(Data records)
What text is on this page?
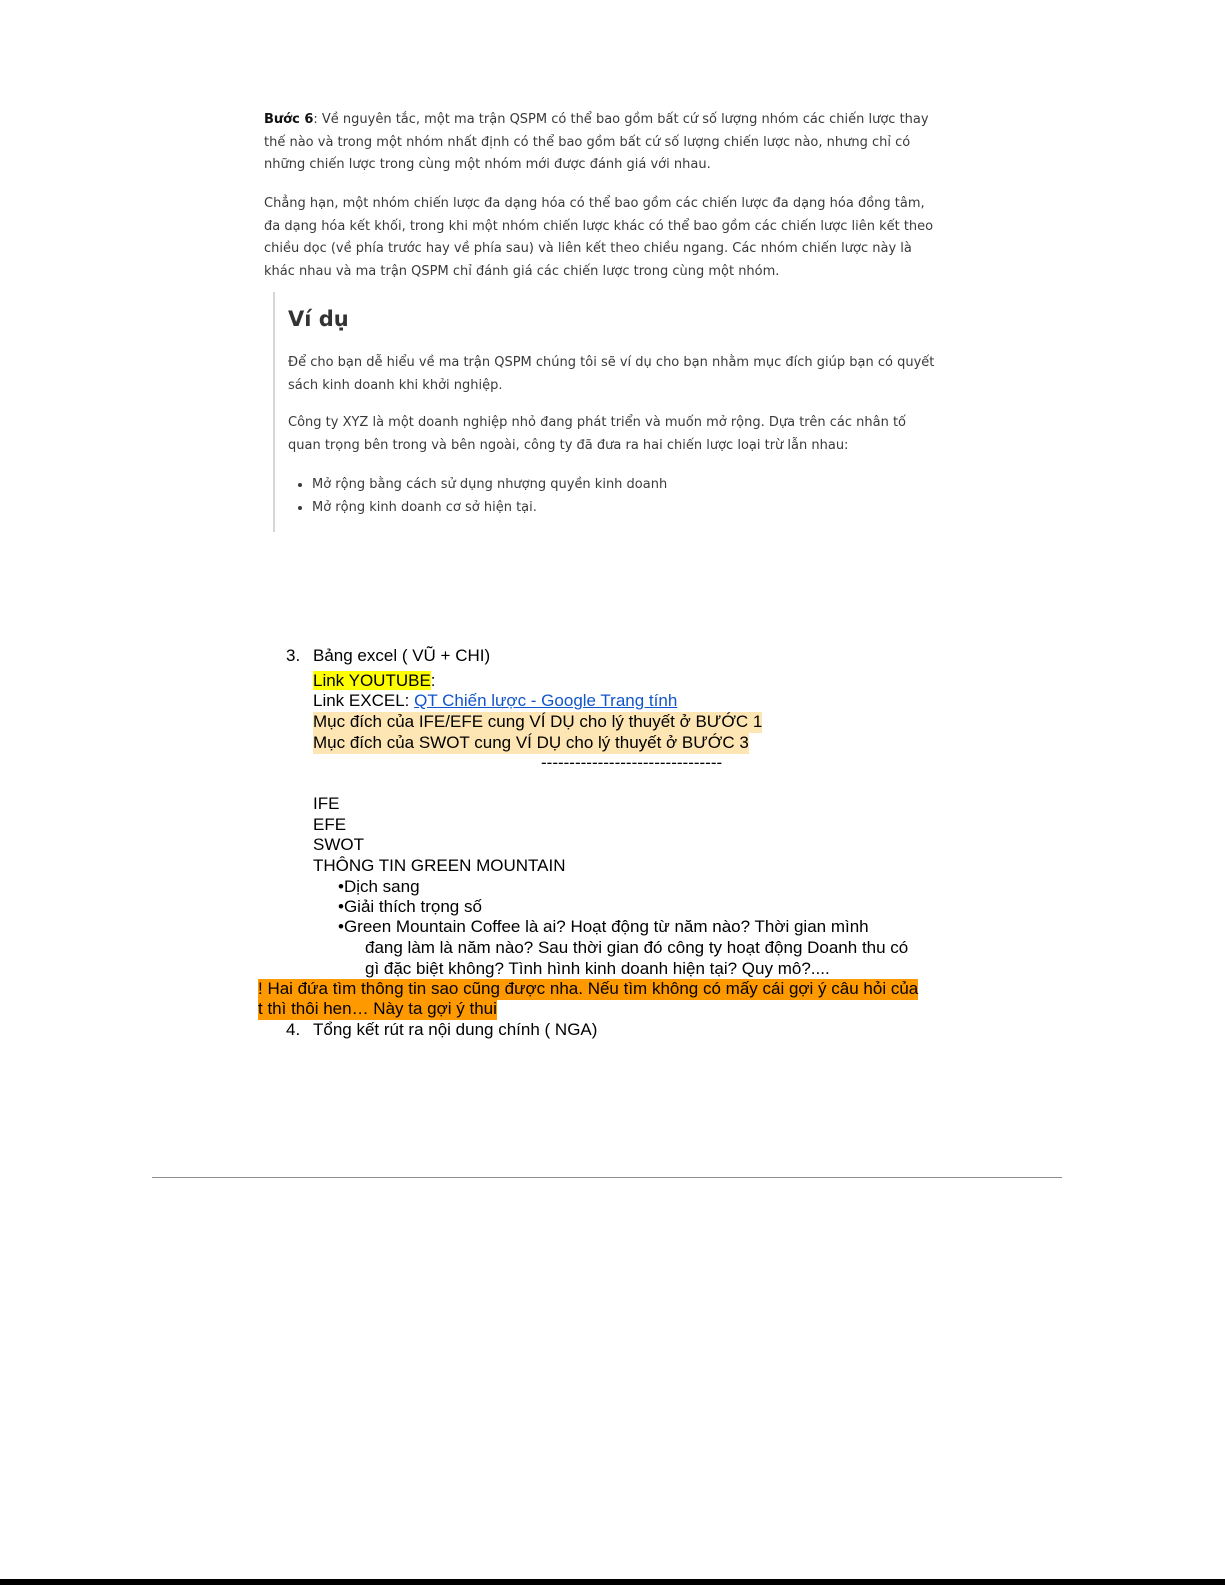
Bước 6: Về nguyên tắc, một ma trận QSPM có thể bao gồm bất cứ số lượng nhóm các chiến lược thay thế nào và trong một nhóm nhất định có thể bao gồm bất cứ số lượng chiến lược nào, nhưng chỉ có những chiến lược trong cùng một nhóm mới được đánh giá với nhau.

Chẳng hạn, một nhóm chiến lược đa dạng hóa có thể bao gồm các chiến lược đa dạng hóa đồng tâm, đa dạng hóa kết khối, trong khi một nhóm chiến lược khác có thể bao gồm các chiến lược liên kết theo chiều dọc (về phía trước hay về phía sau) và liên kết theo chiều ngang. Các nhóm chiến lược này là khác nhau và ma trận QSPM chỉ đánh giá các chiến lược trong cùng một nhóm.

Ví dụ

Để cho bạn dễ hiểu về ma trận QSPM chúng tôi sẽ ví dụ cho bạn nhằm mục đích giúp bạn có quyết sách kinh doanh khi khởi nghiệp.

Công ty XYZ là một doanh nghiệp nhỏ đang phát triển và muốn mở rộng. Dựa trên các nhân tố quan trọng bên trong và bên ngoài, công ty đã đưa ra hai chiến lược loại trừ lẫn nhau:

• Mở rộng bằng cách sử dụng nhượng quyền kinh doanh
• Mở rộng kinh doanh cơ sở hiện tại.
3. Bảng excel ( VŨ + CHI)
Link YOUTUBE:
Link EXCEL: QT Chiến lược - Google Trang tính
Mục đích của IFE/EFE cung VÍ DỤ cho lý thuyết ở BƯỚC 1
Mục đích của SWOT cung VÍ DỤ cho lý thuyết ở BƯỚC 3
--------------------------------
IFE
EFE
SWOT
THÔNG TIN GREEN MOUNTAIN
•Dịch sang
•Giải thích trọng số
•Green Mountain Coffee là ai? Hoạt động từ năm nào? Thời gian mình
đang làm là năm nào? Sau thời gian đó công ty hoạt động Doanh thu có
gì đặc biệt không? Tình hình kinh doanh hiện tại? Quy mô?....
! Hai đứa tìm thông tin sao cũng được nha. Nếu tìm không có mấy cái gợi ý câu hỏi của
t thì thôi hen… Này ta gợi ý thui
4. Tổng kết rút ra nội dung chính ( NGA)
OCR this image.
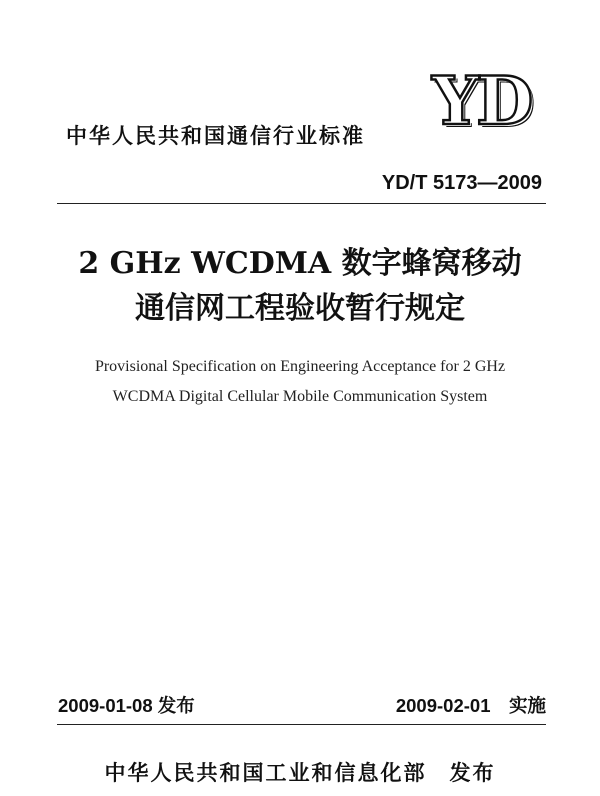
YD
中华人民共和国通信行业标准
YD/T 5173—2009
2 GHz WCDMA 数字蜂窝移动
通信网工程验收暂行规定
Provisional Specification on Engineering Acceptance for 2 GHz
WCDMA Digital Cellular Mobile Communication System
2009-01-08 发布	2009-02-01　实施
中华人民共和国工业和信息化部　发布
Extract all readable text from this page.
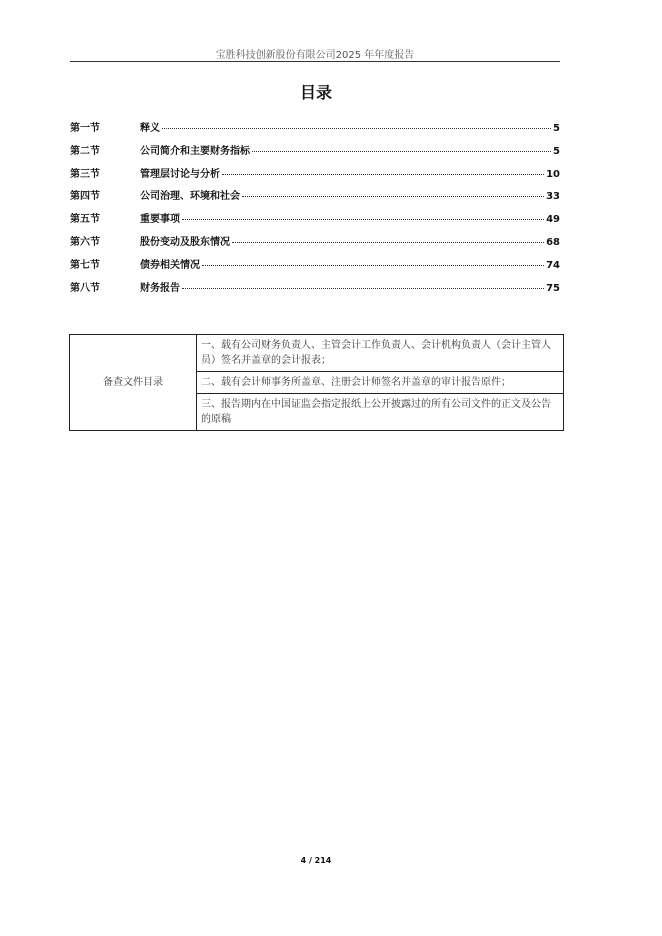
宝胜科技创新股份有限公司2025 年年度报告
目录
第一节	释义	5
第二节	公司简介和主要财务指标	5
第三节	管理层讨论与分析	10
第四节	公司治理、环境和社会	33
第五节	重要事项	49
第六节	股份变动及股东情况	68
第七节	债券相关情况	74
第八节	财务报告	75
备查文件目录	一、载有公司财务负责人、主管会计工作负责人、会计机构负责人（会计主管人员）签名并盖章的会计报表；
二、载有会计师事务所盖章、注册会计师签名并盖章的审计报告原件；
三、报告期内在中国证监会指定报纸上公开披露过的所有公司文件的正文及公告的原稿
4 / 214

### Work to do
Return the material exactly as given, apart from the pictures.

### Worked answer
What text is on this page?
Bước 6: Về nguyên tắc, một ma trận QSPM có thể bao gồm bất cứ số lượng nhóm các chiến lược thay thế nào và trong một nhóm nhất định có thể bao gồm bất cứ số lượng chiến lược nào, nhưng chỉ có những chiến lược trong cùng một nhóm mới được đánh giá với nhau.

Chẳng hạn, một nhóm chiến lược đa dạng hóa có thể bao gồm các chiến lược đa dạng hóa đồng tâm, đa dạng hóa kết khối, trong khi một nhóm chiến lược khác có thể bao gồm các chiến lược liên kết theo chiều dọc (về phía trước hay về phía sau) và liên kết theo chiều ngang. Các nhóm chiến lược này là khác nhau và ma trận QSPM chỉ đánh giá các chiến lược trong cùng một nhóm.

Ví dụ

Để cho bạn dễ hiểu về ma trận QSPM chúng tôi sẽ ví dụ cho bạn nhằm mục đích giúp bạn có quyết sách kinh doanh khi khởi nghiệp.

Công ty XYZ là một doanh nghiệp nhỏ đang phát triển và muốn mở rộng. Dựa trên các nhân tố quan trọng bên trong và bên ngoài, công ty đã đưa ra hai chiến lược loại trừ lẫn nhau:

• Mở rộng bằng cách sử dụng nhượng quyền kinh doanh
• Mở rộng kinh doanh cơ sở hiện tại.
3. Bảng excel ( VŨ + CHI)
Link YOUTUBE:
Link EXCEL: QT Chiến lược - Google Trang tính
Mục đích của IFE/EFE cung VÍ DỤ cho lý thuyết ở BƯỚC 1
Mục đích của SWOT cung VÍ DỤ cho lý thuyết ở BƯỚC 3
--------------------------------
IFE
EFE
SWOT
THÔNG TIN GREEN MOUNTAIN
•Dịch sang
•Giải thích trọng số
•Green Mountain Coffee là ai? Hoạt động từ năm nào? Thời gian mình
đang làm là năm nào? Sau thời gian đó công ty hoạt động Doanh thu có
gì đặc biệt không? Tình hình kinh doanh hiện tại? Quy mô?....
! Hai đứa tìm thông tin sao cũng được nha. Nếu tìm không có mấy cái gợi ý câu hỏi của
t thì thôi hen… Này ta gợi ý thui
4. Tổng kết rút ra nội dung chính ( NGA)
OCR this image.
YD
中华人民共和国通信行业标准
YD/T 5173—2009
2 GHz WCDMA 数字蜂窝移动
通信网工程验收暂行规定
Provisional Specification on Engineering Acceptance for 2 GHz
WCDMA Digital Cellular Mobile Communication System
2009-01-08 发布	2009-02-01　实施
中华人民共和国工业和信息化部　发布
Extract all readable text from this page.
宝胜科技创新股份有限公司2025 年年度报告
目录
第一节	释义	5
第二节	公司简介和主要财务指标	5
第三节	管理层讨论与分析	10
第四节	公司治理、环境和社会	33
第五节	重要事项	49
第六节	股份变动及股东情况	68
第七节	债券相关情况	74
第八节	财务报告	75
备查文件目录	一、载有公司财务负责人、主管会计工作负责人、会计机构负责人（会计主管人员）签名并盖章的会计报表；
二、载有会计师事务所盖章、注册会计师签名并盖章的审计报告原件；
三、报告期内在中国证监会指定报纸上公开披露过的所有公司文件的正文及公告的原稿
4 / 214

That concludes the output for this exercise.